** begin GIVEN DATA **

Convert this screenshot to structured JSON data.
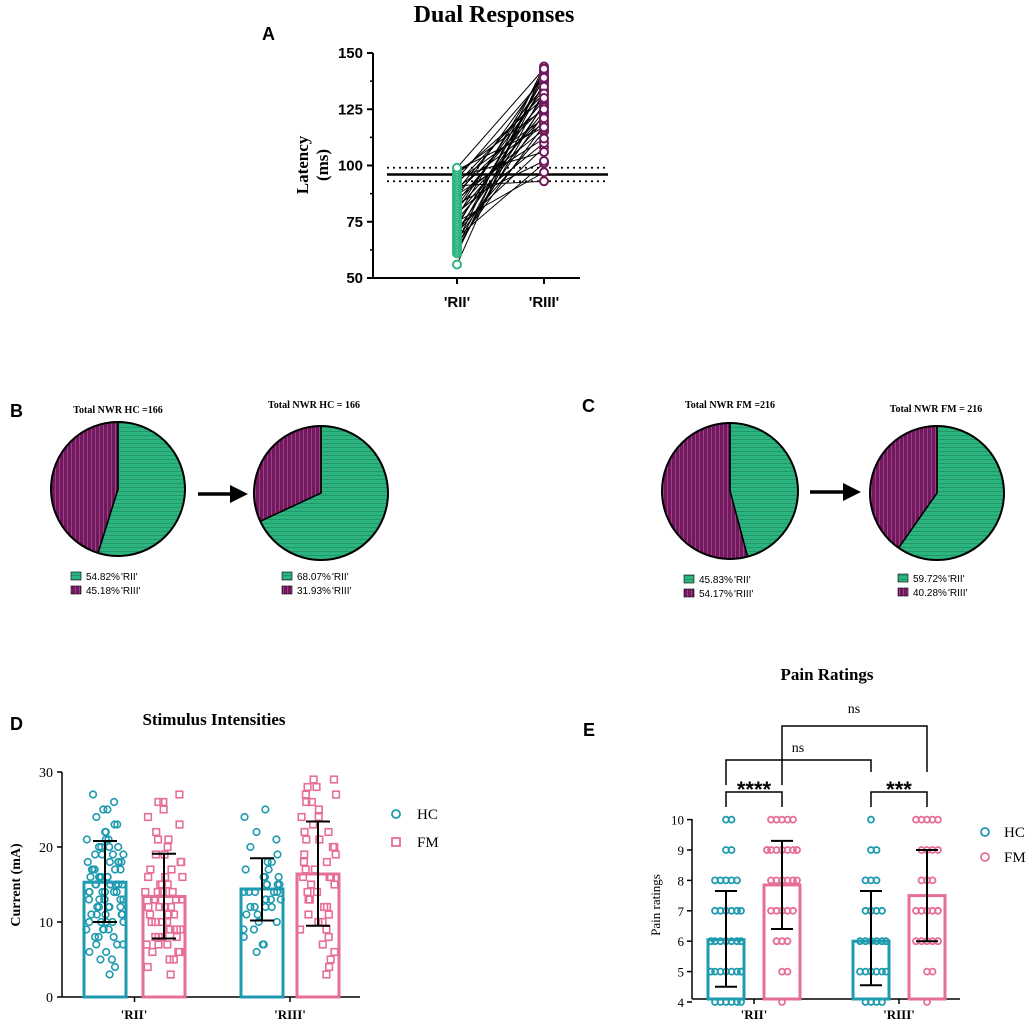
{
  "colors": {
    "rii": "#2bb47e",
    "riii": "#6e1a5b",
    "hc": "#1f9bb0",
    "fm": "#e86e9a",
    "ink": "#000000"
  },
  "chart_data": [
    {
      "id": "A",
      "type": "line",
      "panel_label": "A",
      "title": "Dual Responses",
      "ylabel": "Latency (ms)",
      "ylabel_lines": [
        "Latency",
        "(ms)"
      ],
      "categories": [
        "'RII'",
        "'RIII'"
      ],
      "ylim": [
        50,
        150
      ],
      "yticks": [
        "50",
        "75",
        "100",
        "125",
        "150"
      ],
      "reference_mean": 96,
      "reference_band": [
        93,
        99
      ],
      "pairs": [
        [
          56,
          143
        ],
        [
          61,
          141
        ],
        [
          62,
          133
        ],
        [
          63,
          128
        ],
        [
          64,
          137
        ],
        [
          65,
          118
        ],
        [
          66,
          144
        ],
        [
          67,
          123
        ],
        [
          68,
          101
        ],
        [
          69,
          139
        ],
        [
          70,
          115
        ],
        [
          71,
          127
        ],
        [
          72,
          108
        ],
        [
          73,
          136
        ],
        [
          74,
          131
        ],
        [
          75,
          97
        ],
        [
          76,
          120
        ],
        [
          77,
          142
        ],
        [
          78,
          124
        ],
        [
          79,
          110
        ],
        [
          80,
          138
        ],
        [
          81,
          122
        ],
        [
          82,
          134
        ],
        [
          83,
          102
        ],
        [
          84,
          129
        ],
        [
          85,
          116
        ],
        [
          86,
          140
        ],
        [
          87,
          112
        ],
        [
          88,
          126
        ],
        [
          89,
          135
        ],
        [
          90,
          119
        ],
        [
          91,
          93
        ],
        [
          92,
          132
        ],
        [
          93,
          121
        ],
        [
          94,
          139
        ],
        [
          95,
          106
        ],
        [
          96,
          130
        ],
        [
          97,
          125
        ],
        [
          98,
          117
        ],
        [
          99,
          143
        ]
      ]
    },
    {
      "id": "B1",
      "type": "pie",
      "panel_label": "B",
      "title": "Total NWR HC =166",
      "labels": [
        "'RII'",
        "'RIII'"
      ],
      "percent_labels": [
        "54.82%",
        "45.18%"
      ],
      "values": [
        54.82,
        45.18
      ]
    },
    {
      "id": "B2",
      "type": "pie",
      "title": "Total NWR HC = 166",
      "labels": [
        "'RII'",
        "'RIII'"
      ],
      "percent_labels": [
        "68.07%",
        "31.93%"
      ],
      "values": [
        68.07,
        31.93
      ]
    },
    {
      "id": "C1",
      "type": "pie",
      "panel_label": "C",
      "title": "Total NWR FM =216",
      "labels": [
        "'RII'",
        "'RIII'"
      ],
      "percent_labels": [
        "45.83%",
        "54.17%"
      ],
      "values": [
        45.83,
        54.17
      ]
    },
    {
      "id": "C2",
      "type": "pie",
      "title": "Total NWR FM = 216",
      "labels": [
        "'RII'",
        "'RIII'"
      ],
      "percent_labels": [
        "59.72%",
        "40.28%"
      ],
      "values": [
        59.72,
        40.28
      ]
    },
    {
      "id": "D",
      "type": "bar",
      "panel_label": "D",
      "title": "Stimulus Intensities",
      "ylabel": "Current (mA)",
      "categories": [
        "'RII'",
        "'RIII'"
      ],
      "ylim": [
        0,
        30
      ],
      "yticks": [
        "0",
        "10",
        "20",
        "30"
      ],
      "legend": [
        "HC",
        "FM"
      ],
      "series": [
        {
          "name": "HC",
          "means": [
            15.3,
            14.4
          ],
          "sd_low": [
            10.0,
            10.2
          ],
          "sd_high": [
            20.8,
            18.5
          ]
        },
        {
          "name": "FM",
          "means": [
            13.4,
            16.4
          ],
          "sd_low": [
            7.8,
            9.5
          ],
          "sd_high": [
            19.1,
            23.4
          ]
        }
      ],
      "points": {
        "HC_RII": [
          27,
          26,
          25,
          25,
          24,
          23,
          23,
          22,
          22,
          21,
          21,
          21,
          20,
          20,
          20,
          20,
          19,
          19,
          19,
          19,
          18,
          18,
          18,
          18,
          18,
          17,
          17,
          17,
          17,
          17,
          16,
          16,
          16,
          16,
          16,
          16,
          15,
          15,
          15,
          15,
          15,
          15,
          15,
          14,
          14,
          14,
          14,
          14,
          14,
          13,
          13,
          13,
          13,
          13,
          13,
          12,
          12,
          12,
          12,
          12,
          11,
          11,
          11,
          11,
          11,
          10,
          10,
          10,
          10,
          10,
          9,
          9,
          9,
          9,
          8,
          8,
          8,
          7,
          7,
          7,
          6,
          6,
          5,
          5,
          4,
          3
        ],
        "FM_RII": [
          27,
          26,
          26,
          25,
          24,
          23,
          22,
          21,
          21,
          20,
          19,
          19,
          18,
          18,
          17,
          17,
          16,
          16,
          16,
          15,
          15,
          15,
          14,
          14,
          14,
          14,
          13,
          13,
          13,
          13,
          12,
          12,
          12,
          12,
          11,
          11,
          11,
          11,
          10,
          10,
          10,
          10,
          9,
          9,
          9,
          9,
          8,
          8,
          8,
          8,
          7,
          7,
          7,
          6,
          6,
          6,
          5,
          5,
          4,
          3
        ],
        "HC_RIII": [
          25,
          24,
          22,
          21,
          20,
          19,
          18,
          18,
          17,
          17,
          16,
          16,
          16,
          15,
          15,
          15,
          15,
          14,
          14,
          14,
          14,
          14,
          13,
          13,
          13,
          13,
          12,
          12,
          12,
          12,
          11,
          11,
          10,
          10,
          9,
          9,
          8,
          7,
          7,
          6
        ],
        "FM_RIII": [
          29,
          29,
          28,
          28,
          27,
          27,
          26,
          26,
          25,
          24,
          24,
          23,
          22,
          22,
          21,
          21,
          20,
          20,
          19,
          19,
          18,
          18,
          17,
          17,
          16,
          16,
          16,
          15,
          15,
          14,
          14,
          13,
          13,
          12,
          12,
          11,
          11,
          10,
          10,
          9,
          9,
          8,
          7,
          6,
          5,
          4,
          3
        ]
      }
    },
    {
      "id": "E",
      "type": "bar",
      "panel_label": "E",
      "title": "Pain Ratings",
      "ylabel": "Pain ratings",
      "categories": [
        "'RII'",
        "'RIII'"
      ],
      "ylim": [
        3.5,
        10
      ],
      "yticks": [
        "4",
        "5",
        "6",
        "7",
        "8",
        "9",
        "10"
      ],
      "legend": [
        "HC",
        "FM"
      ],
      "series": [
        {
          "name": "HC",
          "means": [
            6.05,
            6.0
          ],
          "sd_low": [
            4.5,
            4.55
          ],
          "sd_high": [
            7.65,
            7.65
          ]
        },
        {
          "name": "FM",
          "means": [
            7.85,
            7.5
          ],
          "sd_low": [
            6.4,
            6.0
          ],
          "sd_high": [
            9.3,
            9.0
          ]
        }
      ],
      "points": {
        "HC_RII": [
          10,
          10,
          9,
          9,
          8,
          8,
          8,
          8,
          8,
          7,
          7,
          7,
          7,
          7,
          7,
          6,
          6,
          6,
          6,
          6,
          6,
          6,
          5,
          5,
          5,
          5,
          5,
          5,
          5,
          5,
          4,
          4,
          4,
          4,
          4,
          4
        ],
        "FM_RII": [
          10,
          10,
          10,
          10,
          10,
          9,
          9,
          9,
          9,
          9,
          9,
          9,
          9,
          9,
          8,
          8,
          8,
          8,
          8,
          8,
          7,
          7,
          7,
          7,
          7,
          6,
          6,
          6,
          5,
          5,
          4
        ],
        "HC_RIII": [
          10,
          9,
          9,
          8,
          8,
          8,
          7,
          7,
          7,
          7,
          6,
          6,
          6,
          6,
          6,
          6,
          5,
          5,
          5,
          5,
          5,
          5,
          4,
          4,
          4,
          4
        ],
        "FM_RIII": [
          10,
          10,
          10,
          10,
          10,
          9,
          9,
          9,
          9,
          8,
          8,
          8,
          7,
          7,
          7,
          7,
          7,
          6,
          6,
          6,
          6,
          6,
          5,
          5,
          4
        ]
      },
      "significance": [
        {
          "label": "****",
          "between": "HC_RII-FM_RII"
        },
        {
          "label": "***",
          "between": "HC_RIII-FM_RIII"
        },
        {
          "label": "ns",
          "between": "RII-HC_RIII"
        },
        {
          "label": "ns",
          "between": "FM_RII-FM_RIII"
        }
      ]
    }
  ]
}
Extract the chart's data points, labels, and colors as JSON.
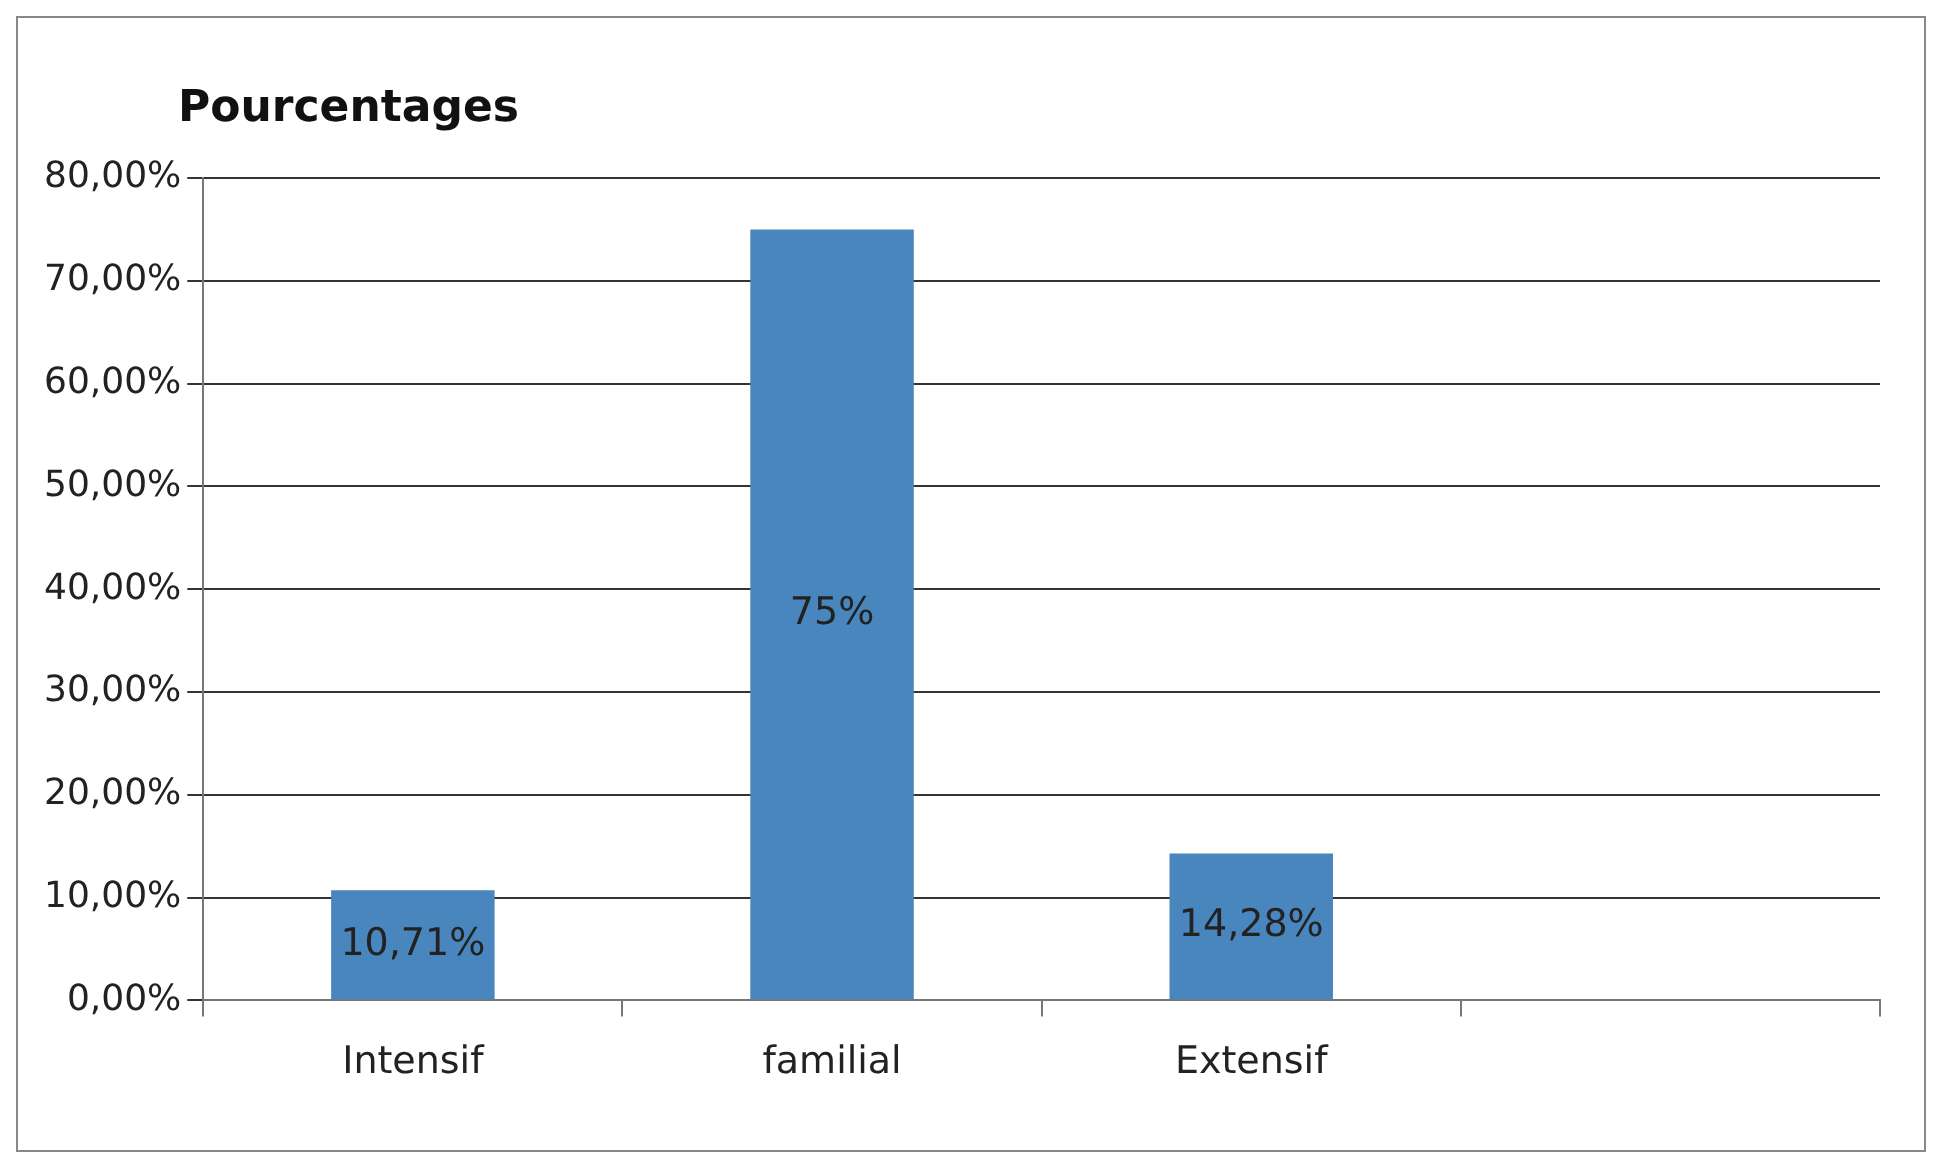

** end GIVEN DATA **

**EXERCISE OBJECTIVE**
Only a number is needed: how many lines of the material above contain "between"?

**TASK RESPONSE**
4